[Figure content listings]

____________________

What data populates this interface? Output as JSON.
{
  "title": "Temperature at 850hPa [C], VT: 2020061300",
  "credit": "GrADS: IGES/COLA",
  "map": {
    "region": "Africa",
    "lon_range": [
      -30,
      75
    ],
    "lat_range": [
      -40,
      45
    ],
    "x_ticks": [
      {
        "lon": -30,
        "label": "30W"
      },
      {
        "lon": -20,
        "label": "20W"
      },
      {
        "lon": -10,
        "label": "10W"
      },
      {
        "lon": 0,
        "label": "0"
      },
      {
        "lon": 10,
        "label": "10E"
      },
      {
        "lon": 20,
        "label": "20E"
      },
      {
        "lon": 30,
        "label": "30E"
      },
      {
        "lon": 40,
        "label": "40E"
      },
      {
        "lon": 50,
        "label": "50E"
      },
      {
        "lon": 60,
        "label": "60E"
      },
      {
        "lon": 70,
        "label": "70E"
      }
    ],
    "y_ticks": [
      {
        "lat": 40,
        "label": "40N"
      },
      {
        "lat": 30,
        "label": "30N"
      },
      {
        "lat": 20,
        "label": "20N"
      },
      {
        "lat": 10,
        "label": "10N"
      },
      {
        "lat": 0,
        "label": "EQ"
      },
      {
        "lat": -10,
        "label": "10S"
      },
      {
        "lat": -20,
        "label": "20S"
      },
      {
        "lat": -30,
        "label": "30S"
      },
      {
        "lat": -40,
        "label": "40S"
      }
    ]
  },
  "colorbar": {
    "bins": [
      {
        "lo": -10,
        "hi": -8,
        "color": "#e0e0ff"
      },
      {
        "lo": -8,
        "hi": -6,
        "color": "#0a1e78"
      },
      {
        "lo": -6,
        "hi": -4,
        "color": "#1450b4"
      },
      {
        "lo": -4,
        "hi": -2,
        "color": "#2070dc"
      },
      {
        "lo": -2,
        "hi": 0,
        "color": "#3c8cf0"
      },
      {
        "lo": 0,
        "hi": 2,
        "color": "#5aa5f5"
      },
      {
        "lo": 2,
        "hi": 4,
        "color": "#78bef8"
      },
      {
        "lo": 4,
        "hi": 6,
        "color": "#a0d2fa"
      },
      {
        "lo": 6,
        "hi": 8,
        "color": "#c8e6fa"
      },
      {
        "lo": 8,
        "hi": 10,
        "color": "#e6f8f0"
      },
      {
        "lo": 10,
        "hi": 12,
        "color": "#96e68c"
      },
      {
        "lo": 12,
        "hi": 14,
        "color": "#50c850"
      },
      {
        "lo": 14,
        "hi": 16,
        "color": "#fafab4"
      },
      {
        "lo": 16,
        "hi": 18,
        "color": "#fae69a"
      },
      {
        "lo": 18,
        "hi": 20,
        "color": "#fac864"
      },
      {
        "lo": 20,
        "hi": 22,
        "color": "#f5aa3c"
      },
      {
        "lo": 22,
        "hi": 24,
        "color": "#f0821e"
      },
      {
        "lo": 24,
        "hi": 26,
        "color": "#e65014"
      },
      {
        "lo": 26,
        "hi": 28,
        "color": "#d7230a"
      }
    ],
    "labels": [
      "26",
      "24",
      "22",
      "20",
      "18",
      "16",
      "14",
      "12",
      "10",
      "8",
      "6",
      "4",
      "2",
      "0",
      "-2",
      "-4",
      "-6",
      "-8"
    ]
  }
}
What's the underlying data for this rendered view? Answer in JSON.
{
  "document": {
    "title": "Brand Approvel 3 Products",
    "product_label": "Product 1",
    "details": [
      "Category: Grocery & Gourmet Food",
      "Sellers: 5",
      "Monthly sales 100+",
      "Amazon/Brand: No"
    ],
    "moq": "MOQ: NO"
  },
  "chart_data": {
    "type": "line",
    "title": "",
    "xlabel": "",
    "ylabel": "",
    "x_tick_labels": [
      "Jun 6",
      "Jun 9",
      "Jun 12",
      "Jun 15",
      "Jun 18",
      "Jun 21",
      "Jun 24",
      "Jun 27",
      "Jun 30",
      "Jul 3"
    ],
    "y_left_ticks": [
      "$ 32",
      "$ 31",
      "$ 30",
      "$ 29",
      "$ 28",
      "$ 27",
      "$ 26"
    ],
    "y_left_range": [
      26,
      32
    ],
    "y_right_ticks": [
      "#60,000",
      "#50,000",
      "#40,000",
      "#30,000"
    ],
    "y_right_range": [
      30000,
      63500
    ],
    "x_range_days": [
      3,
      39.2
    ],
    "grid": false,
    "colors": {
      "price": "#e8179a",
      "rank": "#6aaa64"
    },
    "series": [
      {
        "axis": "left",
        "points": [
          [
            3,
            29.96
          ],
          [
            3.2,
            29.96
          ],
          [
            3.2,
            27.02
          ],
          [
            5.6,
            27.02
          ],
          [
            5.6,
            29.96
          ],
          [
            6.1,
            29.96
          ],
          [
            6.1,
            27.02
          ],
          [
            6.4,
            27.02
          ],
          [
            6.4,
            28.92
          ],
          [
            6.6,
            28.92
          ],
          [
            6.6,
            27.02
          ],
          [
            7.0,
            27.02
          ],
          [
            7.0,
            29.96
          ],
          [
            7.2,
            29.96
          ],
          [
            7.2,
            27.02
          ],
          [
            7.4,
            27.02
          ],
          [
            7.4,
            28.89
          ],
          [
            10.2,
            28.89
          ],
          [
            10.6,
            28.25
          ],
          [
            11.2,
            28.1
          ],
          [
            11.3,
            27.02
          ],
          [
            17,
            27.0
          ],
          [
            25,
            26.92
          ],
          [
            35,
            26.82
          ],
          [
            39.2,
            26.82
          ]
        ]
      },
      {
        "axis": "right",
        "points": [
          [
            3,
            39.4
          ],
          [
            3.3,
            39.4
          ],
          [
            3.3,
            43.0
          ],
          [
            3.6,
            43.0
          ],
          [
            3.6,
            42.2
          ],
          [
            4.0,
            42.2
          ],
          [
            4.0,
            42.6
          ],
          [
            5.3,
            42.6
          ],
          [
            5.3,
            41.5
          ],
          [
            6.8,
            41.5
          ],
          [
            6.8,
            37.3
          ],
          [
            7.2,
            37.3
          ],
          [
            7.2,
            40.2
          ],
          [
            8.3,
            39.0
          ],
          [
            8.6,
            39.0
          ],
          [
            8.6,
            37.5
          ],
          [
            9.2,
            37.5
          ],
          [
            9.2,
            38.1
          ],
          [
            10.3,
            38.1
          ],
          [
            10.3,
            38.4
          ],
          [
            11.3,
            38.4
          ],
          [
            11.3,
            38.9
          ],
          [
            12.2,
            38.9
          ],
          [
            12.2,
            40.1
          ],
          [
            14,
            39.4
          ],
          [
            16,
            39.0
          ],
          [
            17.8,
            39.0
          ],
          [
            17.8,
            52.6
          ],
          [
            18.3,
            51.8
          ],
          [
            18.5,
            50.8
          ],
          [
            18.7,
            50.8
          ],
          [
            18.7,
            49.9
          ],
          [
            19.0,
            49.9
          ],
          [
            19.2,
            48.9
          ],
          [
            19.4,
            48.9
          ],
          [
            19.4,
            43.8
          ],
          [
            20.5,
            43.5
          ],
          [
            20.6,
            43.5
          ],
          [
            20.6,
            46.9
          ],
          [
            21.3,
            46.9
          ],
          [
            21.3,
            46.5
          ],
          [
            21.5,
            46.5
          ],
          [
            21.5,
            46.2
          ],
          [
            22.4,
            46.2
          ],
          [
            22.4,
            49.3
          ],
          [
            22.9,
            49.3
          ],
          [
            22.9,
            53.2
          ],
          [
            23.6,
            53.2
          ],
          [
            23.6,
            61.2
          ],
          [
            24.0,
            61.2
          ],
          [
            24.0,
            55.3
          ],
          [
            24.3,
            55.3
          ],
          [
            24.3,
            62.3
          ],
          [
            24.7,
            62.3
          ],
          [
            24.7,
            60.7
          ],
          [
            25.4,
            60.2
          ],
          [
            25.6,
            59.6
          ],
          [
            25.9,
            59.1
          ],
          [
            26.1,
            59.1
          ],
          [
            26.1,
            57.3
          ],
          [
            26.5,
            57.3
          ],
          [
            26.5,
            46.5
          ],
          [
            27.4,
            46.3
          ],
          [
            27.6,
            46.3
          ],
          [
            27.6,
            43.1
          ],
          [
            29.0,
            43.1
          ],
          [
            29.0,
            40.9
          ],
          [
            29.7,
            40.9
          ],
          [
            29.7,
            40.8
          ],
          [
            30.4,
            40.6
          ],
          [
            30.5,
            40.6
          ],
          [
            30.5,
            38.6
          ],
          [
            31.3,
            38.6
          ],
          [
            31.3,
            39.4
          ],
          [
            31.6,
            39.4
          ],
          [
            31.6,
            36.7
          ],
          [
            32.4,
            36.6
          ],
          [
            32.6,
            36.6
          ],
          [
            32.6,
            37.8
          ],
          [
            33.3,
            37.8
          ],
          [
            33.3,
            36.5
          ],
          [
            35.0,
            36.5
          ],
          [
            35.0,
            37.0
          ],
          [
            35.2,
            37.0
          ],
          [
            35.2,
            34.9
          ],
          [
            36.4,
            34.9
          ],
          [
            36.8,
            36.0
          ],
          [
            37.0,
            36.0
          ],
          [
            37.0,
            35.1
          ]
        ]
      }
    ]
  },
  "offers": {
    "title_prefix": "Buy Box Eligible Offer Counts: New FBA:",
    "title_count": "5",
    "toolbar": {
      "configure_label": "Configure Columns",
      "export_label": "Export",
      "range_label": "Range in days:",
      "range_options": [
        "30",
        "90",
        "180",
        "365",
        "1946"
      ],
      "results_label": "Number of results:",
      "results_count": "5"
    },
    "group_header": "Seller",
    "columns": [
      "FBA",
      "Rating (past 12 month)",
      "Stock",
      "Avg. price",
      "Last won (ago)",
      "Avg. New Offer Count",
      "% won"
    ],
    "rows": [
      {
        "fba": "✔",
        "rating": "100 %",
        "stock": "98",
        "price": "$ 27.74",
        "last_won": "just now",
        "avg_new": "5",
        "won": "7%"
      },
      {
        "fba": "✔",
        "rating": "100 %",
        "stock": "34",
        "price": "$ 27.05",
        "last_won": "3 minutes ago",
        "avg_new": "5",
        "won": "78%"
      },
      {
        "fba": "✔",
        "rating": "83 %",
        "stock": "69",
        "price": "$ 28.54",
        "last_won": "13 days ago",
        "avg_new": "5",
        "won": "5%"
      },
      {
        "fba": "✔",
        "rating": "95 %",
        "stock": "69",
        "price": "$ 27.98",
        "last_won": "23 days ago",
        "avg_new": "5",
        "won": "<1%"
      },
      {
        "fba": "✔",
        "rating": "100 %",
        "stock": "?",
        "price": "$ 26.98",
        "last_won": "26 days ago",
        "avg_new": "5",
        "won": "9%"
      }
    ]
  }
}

____________________

WRITTEN PROBLEM
Determine the number of lines containing "What". Write only that number.

FINAL ANSWER
2